Problem statement
The data below needs to be returned exactly, line for line.

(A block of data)
# # # #

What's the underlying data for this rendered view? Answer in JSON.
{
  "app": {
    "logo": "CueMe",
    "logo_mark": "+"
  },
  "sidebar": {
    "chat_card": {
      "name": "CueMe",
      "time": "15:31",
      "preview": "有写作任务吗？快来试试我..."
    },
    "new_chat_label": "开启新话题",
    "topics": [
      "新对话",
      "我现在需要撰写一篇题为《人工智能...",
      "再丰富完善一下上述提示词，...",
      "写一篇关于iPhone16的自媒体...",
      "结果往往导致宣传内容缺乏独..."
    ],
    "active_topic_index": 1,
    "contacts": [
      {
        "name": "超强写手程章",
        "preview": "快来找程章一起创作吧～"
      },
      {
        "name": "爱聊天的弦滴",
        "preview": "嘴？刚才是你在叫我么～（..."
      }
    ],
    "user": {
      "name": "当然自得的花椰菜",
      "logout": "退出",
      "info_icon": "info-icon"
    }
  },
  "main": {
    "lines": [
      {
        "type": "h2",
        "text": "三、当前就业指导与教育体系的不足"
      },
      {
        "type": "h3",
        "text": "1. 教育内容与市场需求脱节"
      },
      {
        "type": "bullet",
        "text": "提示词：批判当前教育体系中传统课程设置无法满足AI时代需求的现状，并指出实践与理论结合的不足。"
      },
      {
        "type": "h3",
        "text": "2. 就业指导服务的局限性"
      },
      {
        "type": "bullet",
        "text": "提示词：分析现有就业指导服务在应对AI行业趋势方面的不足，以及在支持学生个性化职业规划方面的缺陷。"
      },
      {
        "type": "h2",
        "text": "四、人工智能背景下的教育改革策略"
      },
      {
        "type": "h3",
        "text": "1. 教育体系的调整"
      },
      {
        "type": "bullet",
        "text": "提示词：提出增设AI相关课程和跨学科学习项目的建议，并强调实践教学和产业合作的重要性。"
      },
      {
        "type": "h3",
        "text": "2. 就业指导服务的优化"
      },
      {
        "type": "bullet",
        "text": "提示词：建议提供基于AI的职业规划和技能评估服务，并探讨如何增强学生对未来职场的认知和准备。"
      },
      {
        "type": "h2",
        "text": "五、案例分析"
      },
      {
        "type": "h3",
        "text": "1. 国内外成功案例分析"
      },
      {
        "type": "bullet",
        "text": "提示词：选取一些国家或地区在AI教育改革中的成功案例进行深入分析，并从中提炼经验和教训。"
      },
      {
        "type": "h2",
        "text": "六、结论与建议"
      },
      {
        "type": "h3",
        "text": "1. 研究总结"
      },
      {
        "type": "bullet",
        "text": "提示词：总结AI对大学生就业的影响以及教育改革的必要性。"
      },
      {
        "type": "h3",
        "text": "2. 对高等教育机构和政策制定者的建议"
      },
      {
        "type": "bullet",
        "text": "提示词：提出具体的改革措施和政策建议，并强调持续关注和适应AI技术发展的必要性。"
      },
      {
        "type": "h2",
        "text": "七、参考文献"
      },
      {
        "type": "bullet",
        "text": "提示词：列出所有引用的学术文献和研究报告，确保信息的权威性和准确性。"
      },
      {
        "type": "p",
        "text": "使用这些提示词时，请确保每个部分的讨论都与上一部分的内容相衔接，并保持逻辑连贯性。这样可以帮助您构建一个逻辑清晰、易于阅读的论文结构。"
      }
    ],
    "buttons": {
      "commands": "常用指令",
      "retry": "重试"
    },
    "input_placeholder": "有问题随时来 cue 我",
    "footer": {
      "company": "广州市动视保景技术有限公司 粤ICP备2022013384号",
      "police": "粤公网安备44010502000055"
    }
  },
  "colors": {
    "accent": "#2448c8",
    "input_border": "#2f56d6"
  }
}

# # # #

Reply
What's the underlying data for this rendered view? Answer in JSON.
{
  "app": {
    "logo": "CueMe",
    "logo_mark": "+"
  },
  "sidebar": {
    "chat_card": {
      "name": "CueMe",
      "time": "15:31",
      "preview": "有写作任务吗？快来试试我..."
    },
    "new_chat_label": "开启新话题",
    "topics": [
      "新对话",
      "我现在需要撰写一篇题为《人工智能...",
      "再丰富完善一下上述提示词，...",
      "写一篇关于iPhone16的自媒体...",
      "结果往往导致宣传内容缺乏独..."
    ],
    "active_topic_index": 1,
    "contacts": [
      {
        "name": "超强写手程章",
        "preview": "快来找程章一起创作吧～"
      },
      {
        "name": "爱聊天的弦滴",
        "preview": "嘴？刚才是你在叫我么～（..."
      }
    ],
    "user": {
      "name": "当然自得的花椰菜",
      "logout": "退出",
      "info_icon": "info-icon"
    }
  },
  "main": {
    "lines": [
      {
        "type": "h2",
        "text": "三、当前就业指导与教育体系的不足"
      },
      {
        "type": "h3",
        "text": "1. 教育内容与市场需求脱节"
      },
      {
        "type": "bullet",
        "text": "提示词：批判当前教育体系中传统课程设置无法满足AI时代需求的现状，并指出实践与理论结合的不足。"
      },
      {
        "type": "h3",
        "text": "2. 就业指导服务的局限性"
      },
      {
        "type": "bullet",
        "text": "提示词：分析现有就业指导服务在应对AI行业趋势方面的不足，以及在支持学生个性化职业规划方面的缺陷。"
      },
      {
        "type": "h2",
        "text": "四、人工智能背景下的教育改革策略"
      },
      {
        "type": "h3",
        "text": "1. 教育体系的调整"
      },
      {
        "type": "bullet",
        "text": "提示词：提出增设AI相关课程和跨学科学习项目的建议，并强调实践教学和产业合作的重要性。"
      },
      {
        "type": "h3",
        "text": "2. 就业指导服务的优化"
      },
      {
        "type": "bullet",
        "text": "提示词：建议提供基于AI的职业规划和技能评估服务，并探讨如何增强学生对未来职场的认知和准备。"
      },
      {
        "type": "h2",
        "text": "五、案例分析"
      },
      {
        "type": "h3",
        "text": "1. 国内外成功案例分析"
      },
      {
        "type": "bullet",
        "text": "提示词：选取一些国家或地区在AI教育改革中的成功案例进行深入分析，并从中提炼经验和教训。"
      },
      {
        "type": "h2",
        "text": "六、结论与建议"
      },
      {
        "type": "h3",
        "text": "1. 研究总结"
      },
      {
        "type": "bullet",
        "text": "提示词：总结AI对大学生就业的影响以及教育改革的必要性。"
      },
      {
        "type": "h3",
        "text": "2. 对高等教育机构和政策制定者的建议"
      },
      {
        "type": "bullet",
        "text": "提示词：提出具体的改革措施和政策建议，并强调持续关注和适应AI技术发展的必要性。"
      },
      {
        "type": "h2",
        "text": "七、参考文献"
      },
      {
        "type": "bullet",
        "text": "提示词：列出所有引用的学术文献和研究报告，确保信息的权威性和准确性。"
      },
      {
        "type": "p",
        "text": "使用这些提示词时，请确保每个部分的讨论都与上一部分的内容相衔接，并保持逻辑连贯性。这样可以帮助您构建一个逻辑清晰、易于阅读的论文结构。"
      }
    ],
    "buttons": {
      "commands": "常用指令",
      "retry": "重试"
    },
    "input_placeholder": "有问题随时来 cue 我",
    "footer": {
      "company": "广州市动视保景技术有限公司 粤ICP备2022013384号",
      "police": "粤公网安备44010502000055"
    }
  },
  "colors": {
    "accent": "#2448c8",
    "input_border": "#2f56d6"
  }
}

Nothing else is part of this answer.